[Text passage]
>>>>>

In an official document sent to VET on June 16, GDC said it fully supports intellectual property rights (IPR) protection for the Meiji milk brand in Vietnam but did not specifically state whether it agrees with Meiji’s requests that no more permits be issued or customs clearance made on unauthorized Meiji milk products in Vietnam.

“Meiji’s request for IPR in Vietnam market is legal,” the GDC document stated. “The company should refer to Articles 73 to 76 of Vietnam’s Customs Law for this request.”

In April Meiji asked GDC and other authorities to revoke permits issued to unauthorized distributors of its products in Vietnam in an attempt to protect its powdered milk products.

Meiji is yet to have an exclusive distributor in Vietnam, with its products available in the country being for the domestic Japanese market but unofficially exported by Japanese traders. There are also a large number of Meiji products in Vietnam being brought in by hand (in luggage, for example).

Meiji said it wants to control product quality and plans to appoint an exclusive distributor in Hanoi, authorized to import and sell all their product lines to Vietnam’s 90 million people, which grows by more than 1 million a year.

Regarding Meiji’s petition, GDC said there was no information on quality and the nutritional difference between Vietnamese and Japanese standards or on counterfeit products being available in Vietnam.

The Japanese company has acknowledged that the content of its powdered milk produced for the Japanese market and sold in Japan do not meet Vietnamese standards.

Specifically, the components of biotin, choline, manganese, and iodine in its formula powder milk No. 0 branded Hohoemi (for infants under 12 months) and components of biotin, zinc, iodine in formula powder milk No. 9 branded Step (for one to three-year-old children) meet Japanese standard but not Vietnamese standards.

“This is due to the differences in standards for nutritional components and the demand for different substances between the Vietnamese and Japanese people,” Meiji explained.

VET also spoke with some Vietnamese importers selling Meiji’s products, who said that if permits were revoked or not issued they would simply switch to other milk products.

Warnings over Japanese domestic milk, with lower iodine content than Vietnamese children’s needs, have been issued many times, but Meiji’s milk is still preferred in Vietnam. The Japanese Government does not permit a higher iodine content in formula powdered milk for infants.

“Vietnamese children mostly no longer lack iodine anymore, and it would be no problem if meals for infants after weaning were only supplemented with fish or other foods including iodine,” a representative from one company importing Japanese powdered milk told VET.

Another company specializing in goods imported from Japan suggested that the proposal from Meiji would threaten legal importation by other companies and facilitate its appointed company to be the exclusive distributor.

There are already some Japanese milk brands officially imported into Vietnam under exclusive distribution deals, such as Glico from the Ezaki Glico Group and Morinaga by Morinaga & Co., Ltd.

<<<<<

[Requirements]
a) Reproduce the part of the Meiji milk article starting with "In April Meiji" and going on through "million a year.".
b) According to the Meiji milk article, which two Japanese milk brands are already officially imported into Vietnam under exclusive distribution deals?
c) Can you turn the paragraph of the Meiji milk article that begins "Meiji is yet to have an exclusive distributor" into a short list that keeps its main facts?

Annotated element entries
>>>>>

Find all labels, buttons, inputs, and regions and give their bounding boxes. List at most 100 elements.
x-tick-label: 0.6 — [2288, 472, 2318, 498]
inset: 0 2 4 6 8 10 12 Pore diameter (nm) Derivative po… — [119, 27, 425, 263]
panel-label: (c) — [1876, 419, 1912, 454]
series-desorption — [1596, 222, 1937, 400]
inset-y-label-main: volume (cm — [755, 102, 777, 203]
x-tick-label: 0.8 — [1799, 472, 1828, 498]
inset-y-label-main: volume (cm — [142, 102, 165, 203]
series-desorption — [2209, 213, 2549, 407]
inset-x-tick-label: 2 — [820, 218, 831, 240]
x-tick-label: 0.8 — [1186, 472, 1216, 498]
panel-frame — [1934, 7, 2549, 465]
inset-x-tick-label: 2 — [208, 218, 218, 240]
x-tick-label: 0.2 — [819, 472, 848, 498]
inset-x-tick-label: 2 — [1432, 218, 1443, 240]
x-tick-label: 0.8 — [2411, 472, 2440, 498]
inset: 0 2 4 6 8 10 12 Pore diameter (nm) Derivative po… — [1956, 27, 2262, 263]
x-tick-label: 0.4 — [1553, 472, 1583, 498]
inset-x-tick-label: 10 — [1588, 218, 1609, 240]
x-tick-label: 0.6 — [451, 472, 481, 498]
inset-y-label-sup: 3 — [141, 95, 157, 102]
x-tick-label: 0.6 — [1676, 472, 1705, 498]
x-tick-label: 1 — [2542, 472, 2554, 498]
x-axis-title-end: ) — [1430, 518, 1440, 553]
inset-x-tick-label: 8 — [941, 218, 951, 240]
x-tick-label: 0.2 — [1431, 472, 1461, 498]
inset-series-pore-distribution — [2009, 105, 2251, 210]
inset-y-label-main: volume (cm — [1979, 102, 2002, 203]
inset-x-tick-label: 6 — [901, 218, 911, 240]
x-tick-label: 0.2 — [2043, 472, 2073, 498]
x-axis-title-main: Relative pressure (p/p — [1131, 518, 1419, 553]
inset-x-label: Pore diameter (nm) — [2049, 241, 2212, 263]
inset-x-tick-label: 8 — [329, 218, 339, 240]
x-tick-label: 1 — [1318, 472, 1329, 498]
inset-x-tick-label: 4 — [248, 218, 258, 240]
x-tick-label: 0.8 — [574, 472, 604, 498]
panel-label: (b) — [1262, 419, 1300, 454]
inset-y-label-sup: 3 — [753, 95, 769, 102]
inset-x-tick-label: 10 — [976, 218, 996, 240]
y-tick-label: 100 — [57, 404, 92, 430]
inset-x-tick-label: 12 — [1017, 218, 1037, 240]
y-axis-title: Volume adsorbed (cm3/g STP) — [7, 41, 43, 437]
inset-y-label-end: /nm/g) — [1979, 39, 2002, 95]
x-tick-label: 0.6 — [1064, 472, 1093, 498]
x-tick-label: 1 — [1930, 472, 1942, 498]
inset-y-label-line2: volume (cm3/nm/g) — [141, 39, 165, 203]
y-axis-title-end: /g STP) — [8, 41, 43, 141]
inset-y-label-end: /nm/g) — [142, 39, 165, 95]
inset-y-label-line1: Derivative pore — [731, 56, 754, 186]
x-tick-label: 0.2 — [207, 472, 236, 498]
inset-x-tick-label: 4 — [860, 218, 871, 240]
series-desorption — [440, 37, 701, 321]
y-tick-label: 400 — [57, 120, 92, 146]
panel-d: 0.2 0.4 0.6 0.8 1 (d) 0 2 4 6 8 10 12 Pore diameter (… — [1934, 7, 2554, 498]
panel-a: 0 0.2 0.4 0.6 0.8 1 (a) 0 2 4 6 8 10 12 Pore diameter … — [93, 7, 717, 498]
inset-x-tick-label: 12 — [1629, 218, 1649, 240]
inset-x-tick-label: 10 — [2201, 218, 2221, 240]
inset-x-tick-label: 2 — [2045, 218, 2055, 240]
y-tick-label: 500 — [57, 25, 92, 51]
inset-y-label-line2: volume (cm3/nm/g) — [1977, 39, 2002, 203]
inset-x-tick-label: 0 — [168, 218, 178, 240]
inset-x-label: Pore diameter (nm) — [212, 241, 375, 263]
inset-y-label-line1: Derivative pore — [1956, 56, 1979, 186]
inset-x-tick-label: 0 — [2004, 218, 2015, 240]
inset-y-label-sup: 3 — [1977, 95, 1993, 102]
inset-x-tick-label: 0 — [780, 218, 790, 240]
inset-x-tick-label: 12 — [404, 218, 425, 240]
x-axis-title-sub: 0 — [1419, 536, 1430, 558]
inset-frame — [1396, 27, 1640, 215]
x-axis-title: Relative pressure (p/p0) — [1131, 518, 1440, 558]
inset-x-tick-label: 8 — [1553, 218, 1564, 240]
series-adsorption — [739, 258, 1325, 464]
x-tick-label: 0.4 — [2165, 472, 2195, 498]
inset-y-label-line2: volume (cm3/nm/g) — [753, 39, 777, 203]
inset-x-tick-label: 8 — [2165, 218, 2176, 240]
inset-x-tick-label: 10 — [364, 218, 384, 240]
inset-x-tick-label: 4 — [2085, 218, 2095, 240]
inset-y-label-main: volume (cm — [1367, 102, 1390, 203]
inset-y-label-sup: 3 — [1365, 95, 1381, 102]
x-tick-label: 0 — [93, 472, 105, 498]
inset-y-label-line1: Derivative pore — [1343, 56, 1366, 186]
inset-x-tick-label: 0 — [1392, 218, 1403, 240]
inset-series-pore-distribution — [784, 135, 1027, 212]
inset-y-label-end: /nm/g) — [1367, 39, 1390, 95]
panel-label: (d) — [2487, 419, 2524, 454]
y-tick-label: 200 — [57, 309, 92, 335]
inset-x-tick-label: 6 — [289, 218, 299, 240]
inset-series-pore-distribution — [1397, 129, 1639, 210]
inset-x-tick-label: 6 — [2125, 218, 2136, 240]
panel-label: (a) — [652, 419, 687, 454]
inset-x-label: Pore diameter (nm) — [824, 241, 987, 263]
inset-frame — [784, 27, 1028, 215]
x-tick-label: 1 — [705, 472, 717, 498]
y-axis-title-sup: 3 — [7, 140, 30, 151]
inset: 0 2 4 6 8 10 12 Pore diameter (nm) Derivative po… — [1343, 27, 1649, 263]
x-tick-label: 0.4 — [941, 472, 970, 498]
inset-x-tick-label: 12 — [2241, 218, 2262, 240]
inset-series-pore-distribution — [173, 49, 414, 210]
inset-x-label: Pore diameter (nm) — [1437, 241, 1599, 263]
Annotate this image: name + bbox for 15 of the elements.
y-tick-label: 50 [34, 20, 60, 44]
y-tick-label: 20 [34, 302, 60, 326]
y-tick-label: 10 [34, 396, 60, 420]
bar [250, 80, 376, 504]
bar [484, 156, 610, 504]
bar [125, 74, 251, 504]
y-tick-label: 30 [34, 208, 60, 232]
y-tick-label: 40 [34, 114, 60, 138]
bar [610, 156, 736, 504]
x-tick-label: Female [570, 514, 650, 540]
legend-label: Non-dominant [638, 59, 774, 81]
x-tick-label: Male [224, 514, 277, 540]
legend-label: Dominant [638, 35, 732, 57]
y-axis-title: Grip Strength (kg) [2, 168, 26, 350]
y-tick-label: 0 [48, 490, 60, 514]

<<<<<

[Expected outputs]
a)
In April Meiji asked GDC and other authorities to revoke permits issued to unauthorized distributors of its products in Vietnam in an attempt to protect its powdered milk products.

Meiji is yet to have an exclusive distributor in Vietnam, with its products available in the country being for the domestic Japanese market but unofficially exported by Japanese traders. There are also a large number of Meiji products in Vietnam being brought in by hand (in luggage, for example).

Meiji said it wants to control product quality and plans to appoint an exclusive distributor in Hanoi, authorized to import and sell all their product lines to Vietnam’s 90 million people, which grows by more than 1 million a year.

b) Glico from the Ezaki Glico Group and Morinaga by Morinaga & Co., Ltd.

c)
- Meiji does not yet have an exclusive distributor in Vietnam.
- Its products sold there are made for the domestic Japanese market and exported unofficially by Japanese traders.
- Many Meiji products also reach Vietnam by hand, for example in luggage.